[Stored records]
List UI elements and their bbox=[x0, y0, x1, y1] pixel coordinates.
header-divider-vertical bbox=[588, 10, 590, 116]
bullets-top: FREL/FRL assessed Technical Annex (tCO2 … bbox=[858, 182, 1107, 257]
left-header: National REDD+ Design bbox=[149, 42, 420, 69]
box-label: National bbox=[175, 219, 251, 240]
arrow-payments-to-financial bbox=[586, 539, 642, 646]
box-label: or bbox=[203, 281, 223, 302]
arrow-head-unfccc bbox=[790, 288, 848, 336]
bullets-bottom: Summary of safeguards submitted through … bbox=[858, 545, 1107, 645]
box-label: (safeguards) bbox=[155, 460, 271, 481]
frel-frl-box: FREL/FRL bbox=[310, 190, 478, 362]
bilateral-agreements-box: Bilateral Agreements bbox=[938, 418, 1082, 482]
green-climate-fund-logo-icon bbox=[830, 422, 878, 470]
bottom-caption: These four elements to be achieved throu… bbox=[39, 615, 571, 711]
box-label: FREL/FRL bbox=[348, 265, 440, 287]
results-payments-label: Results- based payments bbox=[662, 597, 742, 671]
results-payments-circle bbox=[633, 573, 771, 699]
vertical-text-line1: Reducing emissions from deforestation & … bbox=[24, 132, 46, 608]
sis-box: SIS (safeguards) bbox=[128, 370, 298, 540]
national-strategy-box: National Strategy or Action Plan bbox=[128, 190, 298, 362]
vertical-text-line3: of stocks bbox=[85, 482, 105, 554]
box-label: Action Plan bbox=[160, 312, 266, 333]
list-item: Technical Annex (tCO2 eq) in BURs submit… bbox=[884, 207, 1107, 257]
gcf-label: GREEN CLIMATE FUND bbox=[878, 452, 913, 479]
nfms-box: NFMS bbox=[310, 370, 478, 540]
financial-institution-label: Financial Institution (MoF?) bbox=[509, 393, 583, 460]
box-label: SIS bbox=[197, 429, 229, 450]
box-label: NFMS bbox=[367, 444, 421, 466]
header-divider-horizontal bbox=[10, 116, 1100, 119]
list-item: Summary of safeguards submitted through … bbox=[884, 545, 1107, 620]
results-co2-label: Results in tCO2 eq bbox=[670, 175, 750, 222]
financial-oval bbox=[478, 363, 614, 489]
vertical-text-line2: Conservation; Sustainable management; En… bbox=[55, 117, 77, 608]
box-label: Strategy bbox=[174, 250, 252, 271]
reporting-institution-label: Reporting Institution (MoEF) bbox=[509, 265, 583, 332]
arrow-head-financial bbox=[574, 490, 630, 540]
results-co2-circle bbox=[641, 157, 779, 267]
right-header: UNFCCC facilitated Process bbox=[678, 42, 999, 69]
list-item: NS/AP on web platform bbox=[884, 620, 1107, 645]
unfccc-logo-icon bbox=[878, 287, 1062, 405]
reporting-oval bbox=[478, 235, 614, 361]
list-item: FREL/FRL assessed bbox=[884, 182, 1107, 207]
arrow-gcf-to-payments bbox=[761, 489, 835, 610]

- INSTRUCTIONS TO FOLLOW
Pick out each row in the stored records that contains the word "assessed", and copy those rows in full.

- OUTPUT OF THE EXERCISE
bullets-top: FREL/FRL assessed Technical Annex (tCO2 … bbox=[858, 182, 1107, 257]
list-item: FREL/FRL assessed bbox=[884, 182, 1107, 207]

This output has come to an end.